## The exercise
Copy out each line below exactly as it appears.

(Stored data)
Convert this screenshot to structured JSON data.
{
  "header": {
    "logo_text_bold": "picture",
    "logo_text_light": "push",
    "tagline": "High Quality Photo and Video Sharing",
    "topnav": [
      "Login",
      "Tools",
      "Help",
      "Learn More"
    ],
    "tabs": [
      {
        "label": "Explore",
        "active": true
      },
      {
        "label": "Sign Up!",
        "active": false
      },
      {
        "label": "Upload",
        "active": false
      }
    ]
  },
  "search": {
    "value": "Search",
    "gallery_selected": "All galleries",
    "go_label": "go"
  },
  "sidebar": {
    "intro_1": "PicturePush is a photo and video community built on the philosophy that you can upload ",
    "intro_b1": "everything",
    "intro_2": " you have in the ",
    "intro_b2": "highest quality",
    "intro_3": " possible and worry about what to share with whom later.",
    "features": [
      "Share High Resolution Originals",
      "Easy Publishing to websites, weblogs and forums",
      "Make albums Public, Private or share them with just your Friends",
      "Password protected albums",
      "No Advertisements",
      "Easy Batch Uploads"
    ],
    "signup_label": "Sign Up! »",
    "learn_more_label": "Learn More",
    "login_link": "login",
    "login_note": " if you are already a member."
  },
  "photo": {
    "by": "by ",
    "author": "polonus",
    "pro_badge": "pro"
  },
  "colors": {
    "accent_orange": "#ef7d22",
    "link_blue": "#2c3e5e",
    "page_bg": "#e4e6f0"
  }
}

## Exercise solution
Convert this screenshot to structured JSON data.
{
  "header": {
    "logo_text_bold": "picture",
    "logo_text_light": "push",
    "tagline": "High Quality Photo and Video Sharing",
    "topnav": [
      "Login",
      "Tools",
      "Help",
      "Learn More"
    ],
    "tabs": [
      {
        "label": "Explore",
        "active": true
      },
      {
        "label": "Sign Up!",
        "active": false
      },
      {
        "label": "Upload",
        "active": false
      }
    ]
  },
  "search": {
    "value": "Search",
    "gallery_selected": "All galleries",
    "go_label": "go"
  },
  "sidebar": {
    "intro_1": "PicturePush is a photo and video community built on the philosophy that you can upload ",
    "intro_b1": "everything",
    "intro_2": " you have in the ",
    "intro_b2": "highest quality",
    "intro_3": " possible and worry about what to share with whom later.",
    "features": [
      "Share High Resolution Originals",
      "Easy Publishing to websites, weblogs and forums",
      "Make albums Public, Private or share them with just your Friends",
      "Password protected albums",
      "No Advertisements",
      "Easy Batch Uploads"
    ],
    "signup_label": "Sign Up! »",
    "learn_more_label": "Learn More",
    "login_link": "login",
    "login_note": " if you are already a member."
  },
  "photo": {
    "by": "by ",
    "author": "polonus",
    "pro_badge": "pro"
  },
  "colors": {
    "accent_orange": "#ef7d22",
    "link_blue": "#2c3e5e",
    "page_bg": "#e4e6f0"
  }
}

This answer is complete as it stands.